[BEGIN Listed entries]

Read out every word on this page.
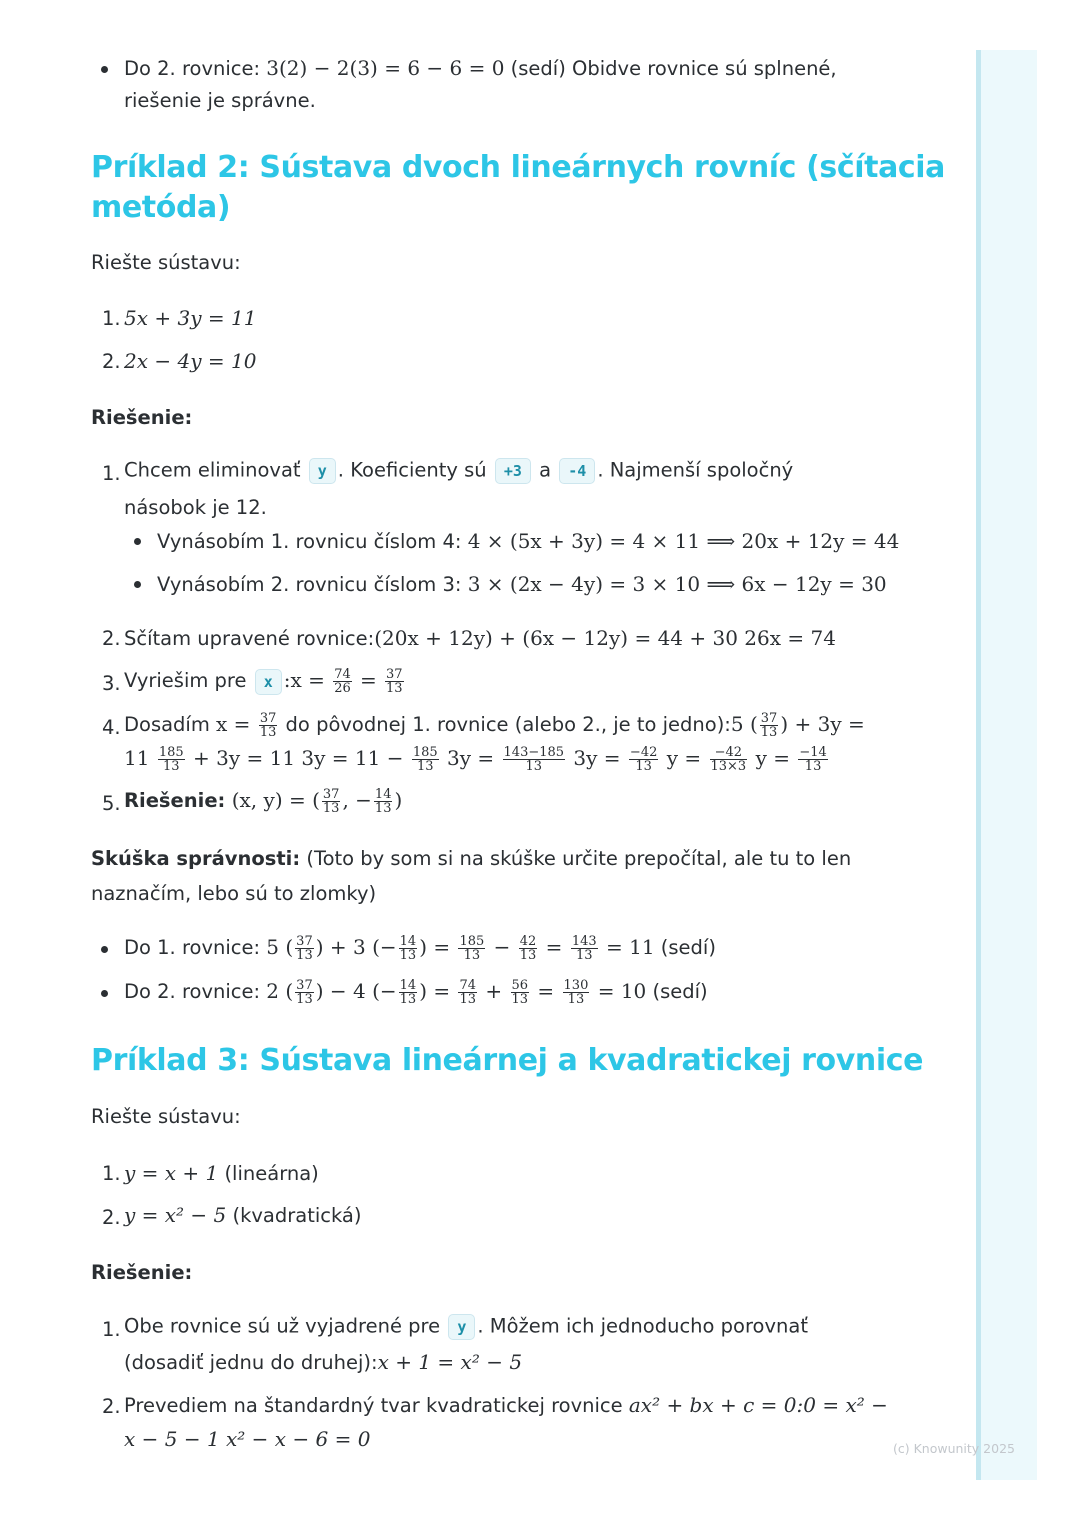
Do 2. rovnice: 3(2) − 2(3) = 6 − 6 = 0 (sedí) Obidve rovnice sú splnené,
riešenie je správne.
Príklad 2: Sústava dvoch lineárnych rovníc (sčítacia
metóda)
Riešte sústavu:
1. 5x + 3y = 11
2. 2x − 4y = 10
Riešenie:
1. Chcem eliminovať y . Koeficienty sú +3 a -4 . Najmenší spoločný
násobok je 12.
Vynásobím 1. rovnicu číslom 4: 4 × (5x + 3y) = 4 × 11 ⟹ 20x + 12y = 44
Vynásobím 2. rovnicu číslom 3: 3 × (2x − 4y) = 3 × 10 ⟹ 6x − 12y = 30
2. Sčítam upravené rovnice:(20x + 12y) + (6x − 12y) = 44 + 30 26x = 74
3. Vyriešim pre x :x = $\frac{74}{26} = \frac{37}{13}$
4. Dosadím $x = \frac{37}{13}$ do pôvodnej 1. rovnice (alebo 2., je to jedno):5 ( $\frac{37}{13}$ ) + 3y =
$11 \frac{185}{13} + 3y = 11$ $3y = 11 - \frac{185}{13} 3y = \frac{143-185}{13} 3y = \frac{-42}{13}$ $y = \frac{-42}{13\times 3}$ $y = \frac{-14}{13}$
5. Riešenie: (x, y) = ( $\frac{37}{13}$ , − $\frac{14}{13}$ )
Skúška správnosti: (Toto by som si na skúške určite prepočítal, ale tu to len
naznačím, lebo sú to zlomky)
Do 1. rovnice: 5 ( $\frac{37}{13}$ ) + 3 (− $\frac{14}{13}$ ) = $\frac{185}{13} - \frac{42}{13} = \frac{143}{13} = 11$ (sedí)
Do 2. rovnice: 2 ( $\frac{37}{13}$ ) − 4 (− $\frac{14}{13}$ ) = $\frac{74}{13} + \frac{56}{13} = \frac{130}{13} = 10$ (sedí)
Príklad 3: Sústava lineárnej a kvadratickej rovnice
Riešte sústavu:
1. y = x + 1 (lineárna)
2. y = x² − 5 (kvadratická)
Riešenie:
1. Obe rovnice sú už vyjadrené pre y . Môžem ich jednoducho porovnať
(dosadiť jednu do druhej):x + 1 = x² − 5
2. Prevediem na štandardný tvar kvadratickej rovnice ax² + bx + c = 0:0 = x² −
x − 5 − 1 x² − x − 6 = 0	(c) Knowunity 2025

[END Listed entries]

Task requirements.
Give all the entries again exactly, dropping each picture.

Finished exercise.
Read out every word on this page.
Do 2. rovnice: 3(2) − 2(3) = 6 − 6 = 0 (sedí) Obidve rovnice sú splnené,
riešenie je správne.
Príklad 2: Sústava dvoch lineárnych rovníc (sčítacia
metóda)
Riešte sústavu:
1. 5x + 3y = 11
2. 2x − 4y = 10
Riešenie:
1. Chcem eliminovať y . Koeficienty sú +3 a -4 . Najmenší spoločný
násobok je 12.
Vynásobím 1. rovnicu číslom 4: 4 × (5x + 3y) = 4 × 11 ⟹ 20x + 12y = 44
Vynásobím 2. rovnicu číslom 3: 3 × (2x − 4y) = 3 × 10 ⟹ 6x − 12y = 30
2. Sčítam upravené rovnice:(20x + 12y) + (6x − 12y) = 44 + 30 26x = 74
3. Vyriešim pre x :x = $\frac{74}{26} = \frac{37}{13}$
4. Dosadím $x = \frac{37}{13}$ do pôvodnej 1. rovnice (alebo 2., je to jedno):5 ( $\frac{37}{13}$ ) + 3y =
$11 \frac{185}{13} + 3y = 11$ $3y = 11 - \frac{185}{13} 3y = \frac{143-185}{13} 3y = \frac{-42}{13}$ $y = \frac{-42}{13\times 3}$ $y = \frac{-14}{13}$
5. Riešenie: (x, y) = ( $\frac{37}{13}$ , − $\frac{14}{13}$ )
Skúška správnosti: (Toto by som si na skúške určite prepočítal, ale tu to len
naznačím, lebo sú to zlomky)
Do 1. rovnice: 5 ( $\frac{37}{13}$ ) + 3 (− $\frac{14}{13}$ ) = $\frac{185}{13} - \frac{42}{13} = \frac{143}{13} = 11$ (sedí)
Do 2. rovnice: 2 ( $\frac{37}{13}$ ) − 4 (− $\frac{14}{13}$ ) = $\frac{74}{13} + \frac{56}{13} = \frac{130}{13} = 10$ (sedí)
Príklad 3: Sústava lineárnej a kvadratickej rovnice
Riešte sústavu:
1. y = x + 1 (lineárna)
2. y = x² − 5 (kvadratická)
Riešenie:
1. Obe rovnice sú už vyjadrené pre y . Môžem ich jednoducho porovnať
(dosadiť jednu do druhej):x + 1 = x² − 5
2. Prevediem na štandardný tvar kvadratickej rovnice ax² + bx + c = 0:0 = x² −
x − 5 − 1 x² − x − 6 = 0	(c) Knowunity 2025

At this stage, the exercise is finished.